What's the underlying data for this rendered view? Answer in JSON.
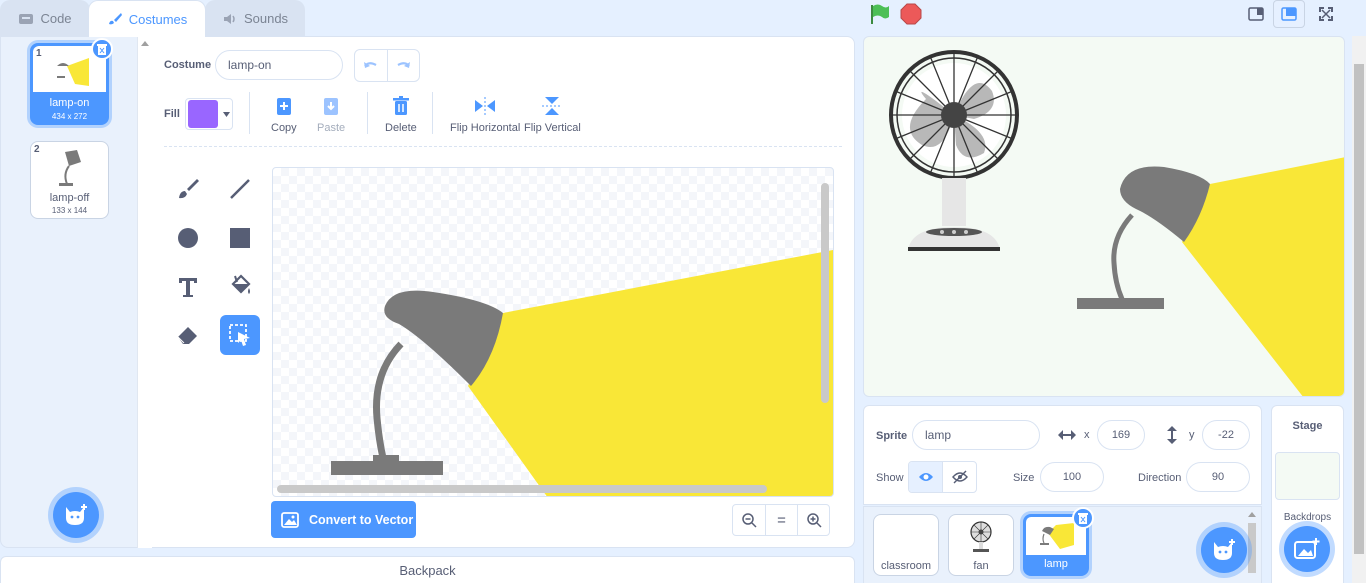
{
  "tabs": [
    {
      "label": "Code",
      "icon": "code-icon"
    },
    {
      "label": "Costumes",
      "icon": "brush-icon"
    },
    {
      "label": "Sounds",
      "icon": "speaker-icon"
    }
  ],
  "costumes": [
    {
      "number": "1",
      "name": "lamp-on",
      "dims": "434 x 272"
    },
    {
      "number": "2",
      "name": "lamp-off",
      "dims": "133 x 144"
    }
  ],
  "editor": {
    "costume_label": "Costume",
    "costume_name": "lamp-on",
    "fill_label": "Fill",
    "fill_color": "#9966ff",
    "copy": "Copy",
    "paste": "Paste",
    "delete": "Delete",
    "flip_h": "Flip Horizontal",
    "flip_v": "Flip Vertical",
    "convert": "Convert to Vector",
    "zoom_reset": "="
  },
  "backpack": "Backpack",
  "sprite": {
    "label": "Sprite",
    "name": "lamp",
    "x_label": "x",
    "x": "169",
    "y_label": "y",
    "y": "-22",
    "show_label": "Show",
    "size_label": "Size",
    "size": "100",
    "direction_label": "Direction",
    "direction": "90"
  },
  "sprites": [
    {
      "name": "classroom"
    },
    {
      "name": "fan"
    },
    {
      "name": "lamp"
    }
  ],
  "stage_panel": {
    "title": "Stage",
    "backdrops": "Backdrops"
  },
  "colors": {
    "accent": "#4c97ff",
    "lamp_body": "#7a7a7a",
    "light": "#f9e737",
    "green_flag": "#4cbf56",
    "stop": "#ec5959"
  }
}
■ ■ ■ ■
## Exercise goal
Generate a word-for-word copy of the preceding records, excluding all pictures.

## Output
What's the underlying data for this rendered view? Answer in JSON.
{
  "tabs": [
    {
      "label": "Code",
      "icon": "code-icon"
    },
    {
      "label": "Costumes",
      "icon": "brush-icon"
    },
    {
      "label": "Sounds",
      "icon": "speaker-icon"
    }
  ],
  "costumes": [
    {
      "number": "1",
      "name": "lamp-on",
      "dims": "434 x 272"
    },
    {
      "number": "2",
      "name": "lamp-off",
      "dims": "133 x 144"
    }
  ],
  "editor": {
    "costume_label": "Costume",
    "costume_name": "lamp-on",
    "fill_label": "Fill",
    "fill_color": "#9966ff",
    "copy": "Copy",
    "paste": "Paste",
    "delete": "Delete",
    "flip_h": "Flip Horizontal",
    "flip_v": "Flip Vertical",
    "convert": "Convert to Vector",
    "zoom_reset": "="
  },
  "backpack": "Backpack",
  "sprite": {
    "label": "Sprite",
    "name": "lamp",
    "x_label": "x",
    "x": "169",
    "y_label": "y",
    "y": "-22",
    "show_label": "Show",
    "size_label": "Size",
    "size": "100",
    "direction_label": "Direction",
    "direction": "90"
  },
  "sprites": [
    {
      "name": "classroom"
    },
    {
      "name": "fan"
    },
    {
      "name": "lamp"
    }
  ],
  "stage_panel": {
    "title": "Stage",
    "backdrops": "Backdrops"
  },
  "colors": {
    "accent": "#4c97ff",
    "lamp_body": "#7a7a7a",
    "light": "#f9e737",
    "green_flag": "#4cbf56",
    "stop": "#ec5959"
  }
}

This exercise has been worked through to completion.